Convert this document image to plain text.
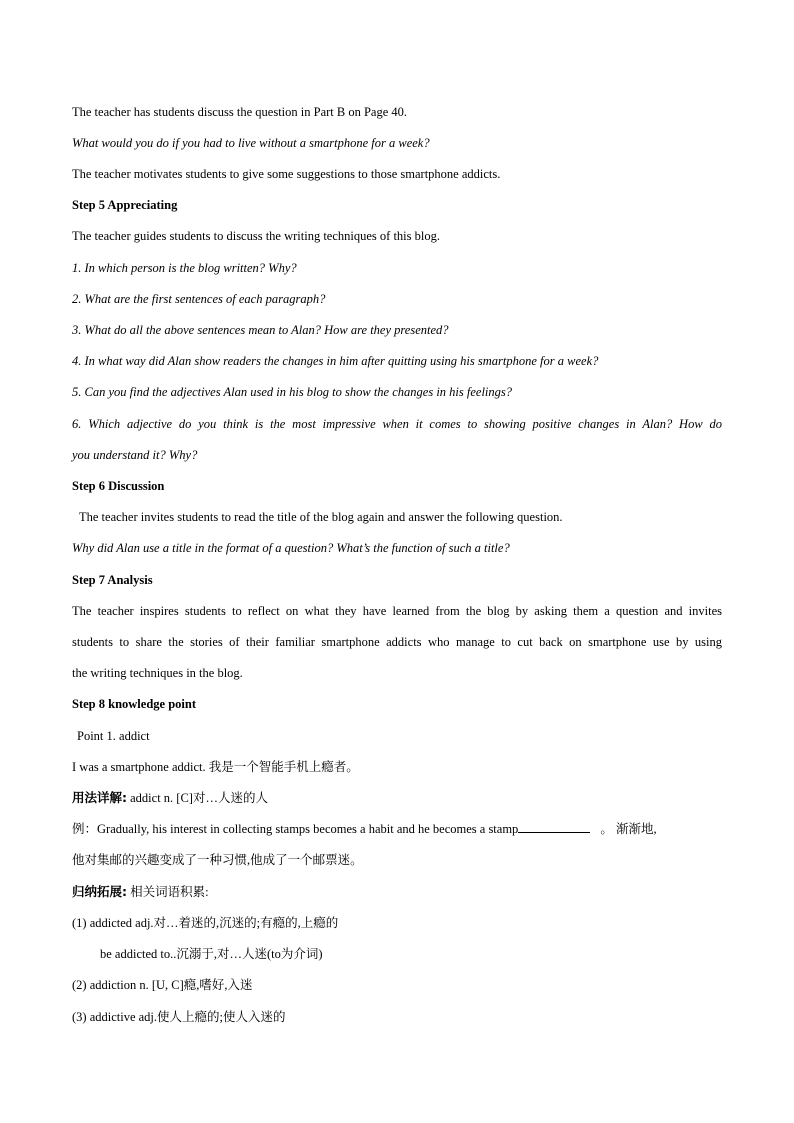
The teacher has students discuss the question in Part B on Page 40.
What would you do if you had to live without a smartphone for a week?
The teacher motivates students to give some suggestions to those smartphone addicts.
Step 5 Appreciating
The teacher guides students to discuss the writing techniques of this blog.
1. In which person is the blog written? Why?
2. What are the first sentences of each paragraph?
3. What do all the above sentences mean to Alan? How are they presented?
4. In what way did Alan show readers the changes in him after quitting using his smartphone for a week?
5. Can you find the adjectives Alan used in his blog to show the changes in his feelings?
6. Which adjective do you think is the most impressive when it comes to showing positive changes in Alan? How do
you understand it? Why?
Step 6 Discussion
The teacher invites students to read the title of the blog again and answer the following question.
Why did Alan use a title in the format of a question? What’s the function of such a title?
Step 7 Analysis
The teacher inspires students to reflect on what they have learned from the blog by asking them a question and invites
students to share the stories of their familiar smartphone addicts who manage to cut back on smartphone use by using
the writing techniques in the blog.
Step 8 knowledge point
Point 1. addict
I was a smartphone addict. 我是一个智能手机上瘾者。
用法详解: addict n. [C]对…人迷的人
例：Gradually, his interest in collecting stamps becomes a habit and he becomes a stamp	。 渐渐地,
他对集邮的兴趣变成了一种习惯,他成了一个邮票迷。
归纳拓展: 相关词语积累:
(1) addicted adj.对…着迷的,沉迷的;有瘾的,上瘾的
be addicted to..沉溺于,对…人迷(to为介词)
(2) addiction n. [U, C]瘾,嗜好,入迷
(3) addictive adj.使人上瘾的;使人入迷的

* * * * * * *

WRITTEN TASK: From start to finish, output the listing exactly, but omit its pictures.

SOLVED PROBLEM:
Convert this document image to plain text.
The teacher has students discuss the question in Part B on Page 40.
What would you do if you had to live without a smartphone for a week?
The teacher motivates students to give some suggestions to those smartphone addicts.
Step 5 Appreciating
The teacher guides students to discuss the writing techniques of this blog.
1. In which person is the blog written? Why?
2. What are the first sentences of each paragraph?
3. What do all the above sentences mean to Alan? How are they presented?
4. In what way did Alan show readers the changes in him after quitting using his smartphone for a week?
5. Can you find the adjectives Alan used in his blog to show the changes in his feelings?
6. Which adjective do you think is the most impressive when it comes to showing positive changes in Alan? How do
you understand it? Why?
Step 6 Discussion
The teacher invites students to read the title of the blog again and answer the following question.
Why did Alan use a title in the format of a question? What’s the function of such a title?
Step 7 Analysis
The teacher inspires students to reflect on what they have learned from the blog by asking them a question and invites
students to share the stories of their familiar smartphone addicts who manage to cut back on smartphone use by using
the writing techniques in the blog.
Step 8 knowledge point
Point 1. addict
I was a smartphone addict. 我是一个智能手机上瘾者。
用法详解: addict n. [C]对…人迷的人
例：Gradually, his interest in collecting stamps becomes a habit and he becomes a stamp	。 渐渐地,
他对集邮的兴趣变成了一种习惯,他成了一个邮票迷。
归纳拓展: 相关词语积累:
(1) addicted adj.对…着迷的,沉迷的;有瘾的,上瘾的
be addicted to..沉溺于,对…人迷(to为介词)
(2) addiction n. [U, C]瘾,嗜好,入迷
(3) addictive adj.使人上瘾的;使人入迷的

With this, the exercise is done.